# Start of Extracted records

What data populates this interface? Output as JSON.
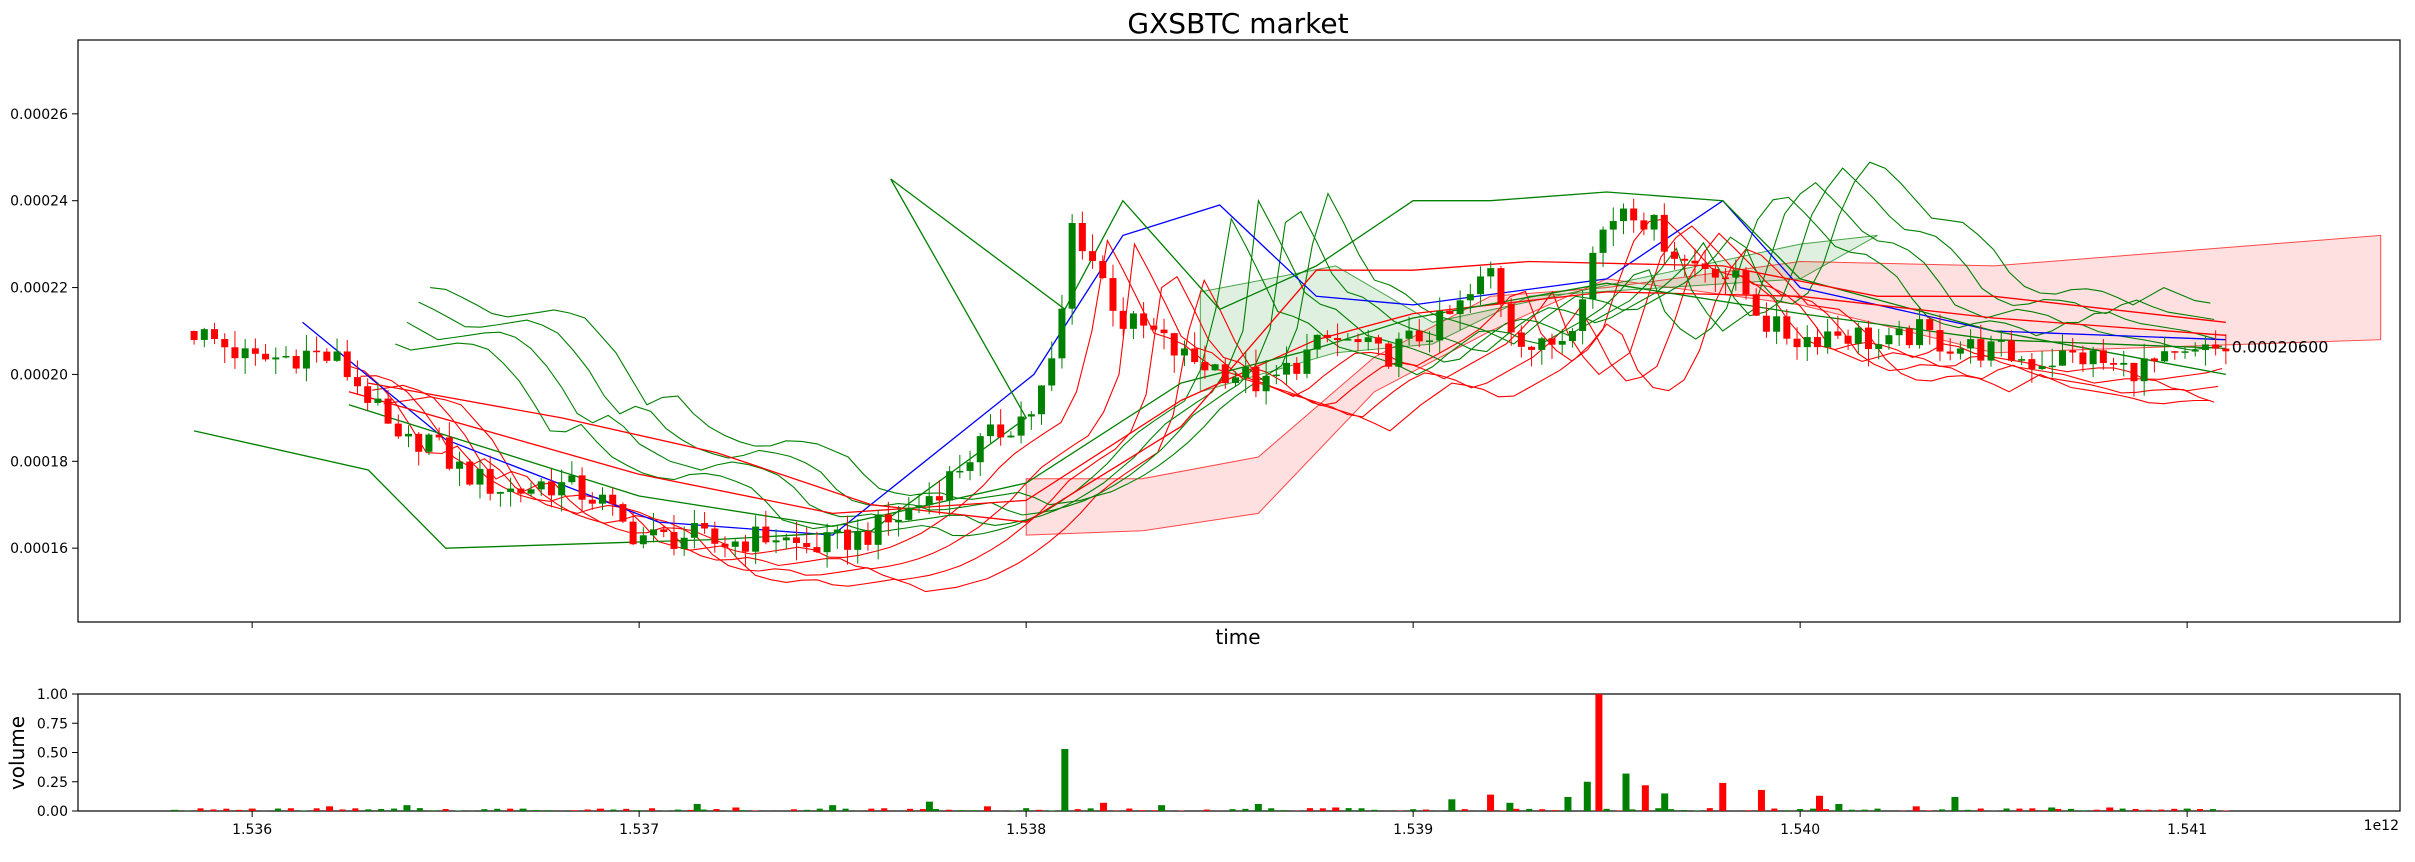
{
  "chart_data": [
    {
      "type": "candlestick",
      "title": "GXSBTC market",
      "xlabel": "time",
      "ylabel": "",
      "xlim": [
        1.53555,
        1.54155
      ],
      "ylim": [
        0.000143,
        0.000277
      ],
      "x_ticks": [
        1.536,
        1.537,
        1.538,
        1.539,
        1.54,
        1.541
      ],
      "y_ticks": [
        0.00016,
        0.00018,
        0.0002,
        0.00022,
        0.00024,
        0.00026
      ],
      "y_tick_labels": [
        "0.00016",
        "0.00018",
        "0.00020",
        "0.00022",
        "0.00024",
        "0.00026"
      ],
      "last_price_label": "0.00020600",
      "last_price": 0.000206,
      "grid": false,
      "up_color": "#008000",
      "down_color": "#ff0000",
      "price_path": [
        [
          1.53585,
          0.00021
        ],
        [
          1.53592,
          0.000207
        ],
        [
          1.536,
          0.000203
        ],
        [
          1.53608,
          0.000204
        ],
        [
          1.53615,
          0.000205
        ],
        [
          1.53622,
          0.000203
        ],
        [
          1.5363,
          0.000195
        ],
        [
          1.53638,
          0.000183
        ],
        [
          1.53645,
          0.000186
        ],
        [
          1.53652,
          0.000179
        ],
        [
          1.5366,
          0.000175
        ],
        [
          1.53668,
          0.000173
        ],
        [
          1.53675,
          0.000175
        ],
        [
          1.53682,
          0.000174
        ],
        [
          1.5369,
          0.000171
        ],
        [
          1.53697,
          0.000164
        ],
        [
          1.53705,
          0.000162
        ],
        [
          1.53713,
          0.000163
        ],
        [
          1.5372,
          0.000161
        ],
        [
          1.53728,
          0.000162
        ],
        [
          1.53735,
          0.000163
        ],
        [
          1.53742,
          0.00016
        ],
        [
          1.5375,
          0.000161
        ],
        [
          1.53758,
          0.000163
        ],
        [
          1.53765,
          0.000166
        ],
        [
          1.53772,
          0.00017
        ],
        [
          1.5378,
          0.000176
        ],
        [
          1.53787,
          0.000183
        ],
        [
          1.53795,
          0.000188
        ],
        [
          1.53802,
          0.000192
        ],
        [
          1.53808,
          0.000205
        ],
        [
          1.53812,
          0.000235
        ],
        [
          1.53818,
          0.000225
        ],
        [
          1.53825,
          0.000212
        ],
        [
          1.53832,
          0.00021
        ],
        [
          1.5384,
          0.000204
        ],
        [
          1.53848,
          0.000202
        ],
        [
          1.53855,
          0.0002
        ],
        [
          1.53862,
          0.000197
        ],
        [
          1.5387,
          0.000203
        ],
        [
          1.53878,
          0.000208
        ],
        [
          1.53885,
          0.000207
        ],
        [
          1.53892,
          0.000204
        ],
        [
          1.539,
          0.000208
        ],
        [
          1.53908,
          0.000212
        ],
        [
          1.53915,
          0.000218
        ],
        [
          1.5392,
          0.000224
        ],
        [
          1.53925,
          0.000212
        ],
        [
          1.53932,
          0.000205
        ],
        [
          1.5394,
          0.00021
        ],
        [
          1.53948,
          0.000232
        ],
        [
          1.53955,
          0.00024
        ],
        [
          1.53962,
          0.000234
        ],
        [
          1.5397,
          0.000226
        ],
        [
          1.53978,
          0.000225
        ],
        [
          1.53985,
          0.00022
        ],
        [
          1.53992,
          0.000211
        ],
        [
          1.54,
          0.000208
        ],
        [
          1.54008,
          0.00021
        ],
        [
          1.54015,
          0.000209
        ],
        [
          1.54022,
          0.000206
        ],
        [
          1.5403,
          0.00021
        ],
        [
          1.54038,
          0.000207
        ],
        [
          1.54045,
          0.000206
        ],
        [
          1.54052,
          0.000205
        ],
        [
          1.5406,
          0.000203
        ],
        [
          1.54068,
          0.000204
        ],
        [
          1.54075,
          0.000204
        ],
        [
          1.54082,
          0.000201
        ],
        [
          1.5409,
          0.000202
        ],
        [
          1.54098,
          0.000203
        ],
        [
          1.54105,
          0.000205
        ],
        [
          1.5411,
          0.000206
        ]
      ],
      "indicators": [
        {
          "color": "#0000ff",
          "path": [
            [
              1.53613,
              0.000212
            ],
            [
              1.5365,
              0.000185
            ],
            [
              1.53705,
              0.000166
            ],
            [
              1.5375,
              0.000163
            ],
            [
              1.53802,
              0.0002
            ],
            [
              1.53825,
              0.000232
            ],
            [
              1.5385,
              0.000239
            ],
            [
              1.53875,
              0.000218
            ],
            [
              1.539,
              0.000216
            ],
            [
              1.5395,
              0.000222
            ],
            [
              1.5398,
              0.00024
            ],
            [
              1.54,
              0.00022
            ],
            [
              1.5405,
              0.00021
            ],
            [
              1.5411,
              0.000208
            ]
          ]
        },
        {
          "color": "#008000",
          "path": [
            [
              1.53585,
              0.000187
            ],
            [
              1.5363,
              0.000178
            ],
            [
              1.5365,
              0.00016
            ],
            [
              1.5372,
              0.000162
            ],
            [
              1.5376,
              0.000164
            ],
            [
              1.538,
              0.00019
            ],
            [
              1.53765,
              0.000245
            ],
            [
              1.5381,
              0.000215
            ],
            [
              1.53825,
              0.00024
            ],
            [
              1.5385,
              0.000215
            ],
            [
              1.53875,
              0.000225
            ],
            [
              1.539,
              0.00024
            ],
            [
              1.5392,
              0.00024
            ],
            [
              1.5395,
              0.000242
            ],
            [
              1.5398,
              0.00024
            ],
            [
              1.54,
              0.000222
            ],
            [
              1.5405,
              0.00021
            ],
            [
              1.5411,
              0.0002
            ]
          ]
        },
        {
          "color": "#ff0000",
          "path": [
            [
              1.5363,
              0.000198
            ],
            [
              1.5368,
              0.00019
            ],
            [
              1.5372,
              0.000182
            ],
            [
              1.5376,
              0.00017
            ],
            [
              1.538,
              0.000166
            ],
            [
              1.5384,
              0.000188
            ],
            [
              1.53875,
              0.000224
            ],
            [
              1.539,
              0.000224
            ],
            [
              1.5393,
              0.000226
            ],
            [
              1.5398,
              0.000225
            ],
            [
              1.5402,
              0.000218
            ],
            [
              1.5405,
              0.000218
            ],
            [
              1.5411,
              0.000212
            ]
          ]
        },
        {
          "color": "#ff0000",
          "path": [
            [
              1.53625,
              0.000196
            ],
            [
              1.537,
              0.000177
            ],
            [
              1.5375,
              0.000168
            ],
            [
              1.538,
              0.000171
            ],
            [
              1.5384,
              0.000194
            ],
            [
              1.53875,
              0.000208
            ],
            [
              1.539,
              0.000214
            ],
            [
              1.5395,
              0.000219
            ],
            [
              1.54,
              0.000218
            ],
            [
              1.5405,
              0.000213
            ],
            [
              1.5411,
              0.000209
            ]
          ]
        },
        {
          "color": "#008000",
          "path": [
            [
              1.53625,
              0.000193
            ],
            [
              1.537,
              0.000172
            ],
            [
              1.5375,
              0.000165
            ],
            [
              1.538,
              0.000175
            ],
            [
              1.5384,
              0.000198
            ],
            [
              1.53875,
              0.000206
            ],
            [
              1.539,
              0.000213
            ],
            [
              1.5395,
              0.000221
            ],
            [
              1.54,
              0.000214
            ],
            [
              1.5405,
              0.000208
            ],
            [
              1.5411,
              0.000206
            ]
          ]
        }
      ],
      "cloud": [
        {
          "color": "#ff0000",
          "points": [
            [
              1.538,
              0.000176
            ],
            [
              1.5383,
              0.000176
            ],
            [
              1.5386,
              0.000181
            ],
            [
              1.5389,
              0.000204
            ],
            [
              1.5392,
              0.000218
            ],
            [
              1.5395,
              0.00022
            ],
            [
              1.54,
              0.000226
            ],
            [
              1.5405,
              0.000225
            ],
            [
              1.5415,
              0.000232
            ],
            [
              1.5415,
              0.000208
            ],
            [
              1.5405,
              0.000205
            ],
            [
              1.54,
              0.000216
            ],
            [
              1.5395,
              0.000222
            ],
            [
              1.5392,
              0.00021
            ],
            [
              1.5389,
              0.000196
            ],
            [
              1.5386,
              0.000168
            ],
            [
              1.5383,
              0.000164
            ],
            [
              1.538,
              0.000163
            ]
          ]
        },
        {
          "color": "#008000",
          "points": [
            [
              1.53845,
              0.000219
            ],
            [
              1.5388,
              0.000225
            ],
            [
              1.53905,
              0.000212
            ],
            [
              1.54,
              0.00023
            ],
            [
              1.5402,
              0.000232
            ],
            [
              1.54,
              0.000222
            ],
            [
              1.5393,
              0.000218
            ],
            [
              1.53905,
              0.000207
            ],
            [
              1.5388,
              0.000205
            ],
            [
              1.53845,
              0.000196
            ]
          ]
        }
      ]
    },
    {
      "type": "bar",
      "ylabel": "volume",
      "xlim": [
        1.53555,
        1.54155
      ],
      "ylim": [
        0,
        1
      ],
      "x_ticks": [
        1.536,
        1.537,
        1.538,
        1.539,
        1.54,
        1.541
      ],
      "x_tick_labels": [
        "1.536",
        "1.537",
        "1.538",
        "1.539",
        "1.540",
        "1.541"
      ],
      "y_ticks": [
        0,
        0.25,
        0.5,
        0.75,
        1
      ],
      "y_tick_labels": [
        "0.00",
        "0.25",
        "0.50",
        "0.75",
        "1.00"
      ],
      "offset_label": "1e12",
      "bars": [
        {
          "x": 1.5358,
          "v": 0.01,
          "up": true
        },
        {
          "x": 1.536,
          "v": 0.02,
          "up": false
        },
        {
          "x": 1.5362,
          "v": 0.04,
          "up": false
        },
        {
          "x": 1.5364,
          "v": 0.05,
          "up": true
        },
        {
          "x": 1.5367,
          "v": 0.02,
          "up": true
        },
        {
          "x": 1.5369,
          "v": 0.02,
          "up": false
        },
        {
          "x": 1.53715,
          "v": 0.06,
          "up": true
        },
        {
          "x": 1.53725,
          "v": 0.03,
          "up": false
        },
        {
          "x": 1.5375,
          "v": 0.05,
          "up": true
        },
        {
          "x": 1.53775,
          "v": 0.08,
          "up": true
        },
        {
          "x": 1.5379,
          "v": 0.04,
          "up": false
        },
        {
          "x": 1.5381,
          "v": 0.53,
          "up": true
        },
        {
          "x": 1.5382,
          "v": 0.07,
          "up": false
        },
        {
          "x": 1.53835,
          "v": 0.05,
          "up": true
        },
        {
          "x": 1.5386,
          "v": 0.06,
          "up": true
        },
        {
          "x": 1.5388,
          "v": 0.03,
          "up": false
        },
        {
          "x": 1.5391,
          "v": 0.1,
          "up": true
        },
        {
          "x": 1.5392,
          "v": 0.14,
          "up": false
        },
        {
          "x": 1.53925,
          "v": 0.07,
          "up": true
        },
        {
          "x": 1.5394,
          "v": 0.12,
          "up": true
        },
        {
          "x": 1.53945,
          "v": 0.25,
          "up": true
        },
        {
          "x": 1.53948,
          "v": 1,
          "up": false
        },
        {
          "x": 1.53955,
          "v": 0.32,
          "up": true
        },
        {
          "x": 1.5396,
          "v": 0.22,
          "up": false
        },
        {
          "x": 1.53965,
          "v": 0.15,
          "up": true
        },
        {
          "x": 1.5398,
          "v": 0.24,
          "up": false
        },
        {
          "x": 1.5399,
          "v": 0.18,
          "up": false
        },
        {
          "x": 1.54005,
          "v": 0.13,
          "up": false
        },
        {
          "x": 1.5401,
          "v": 0.06,
          "up": true
        },
        {
          "x": 1.5403,
          "v": 0.04,
          "up": false
        },
        {
          "x": 1.5404,
          "v": 0.12,
          "up": true
        },
        {
          "x": 1.54065,
          "v": 0.03,
          "up": true
        },
        {
          "x": 1.5408,
          "v": 0.03,
          "up": false
        },
        {
          "x": 1.541,
          "v": 0.02,
          "up": true
        }
      ]
    }
  ]
}
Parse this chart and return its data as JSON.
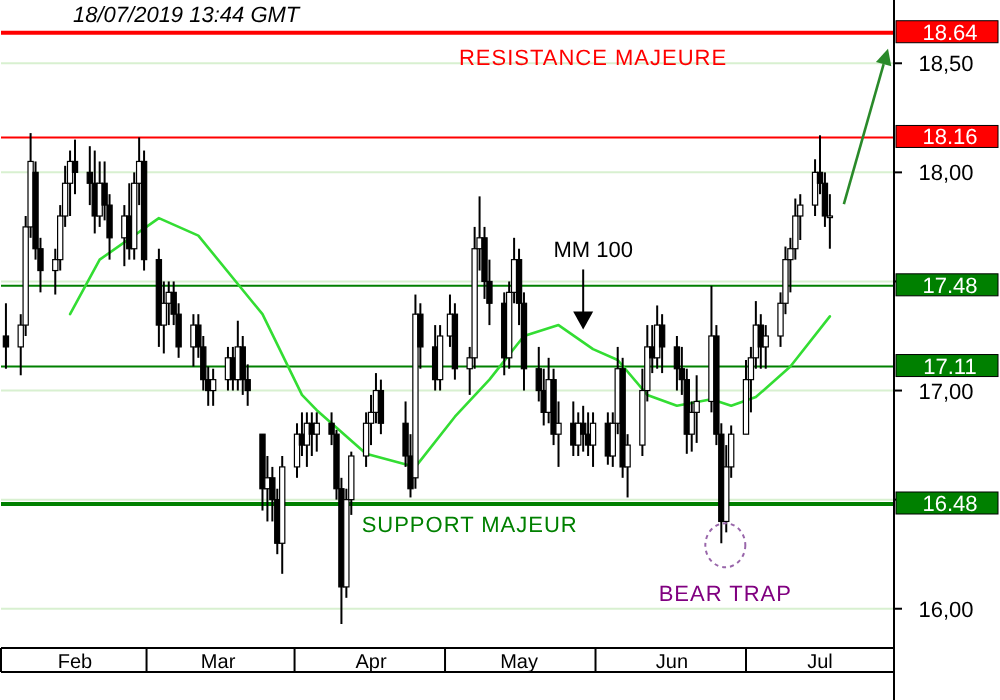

# End of Extracted records

▸ **What to produce**: In the listing, find each line with the string "JSON" and copy it.

▸ **Exercise result**:
What data populates this interface? Output as JSON.
Parse this chart and return its data as JSON.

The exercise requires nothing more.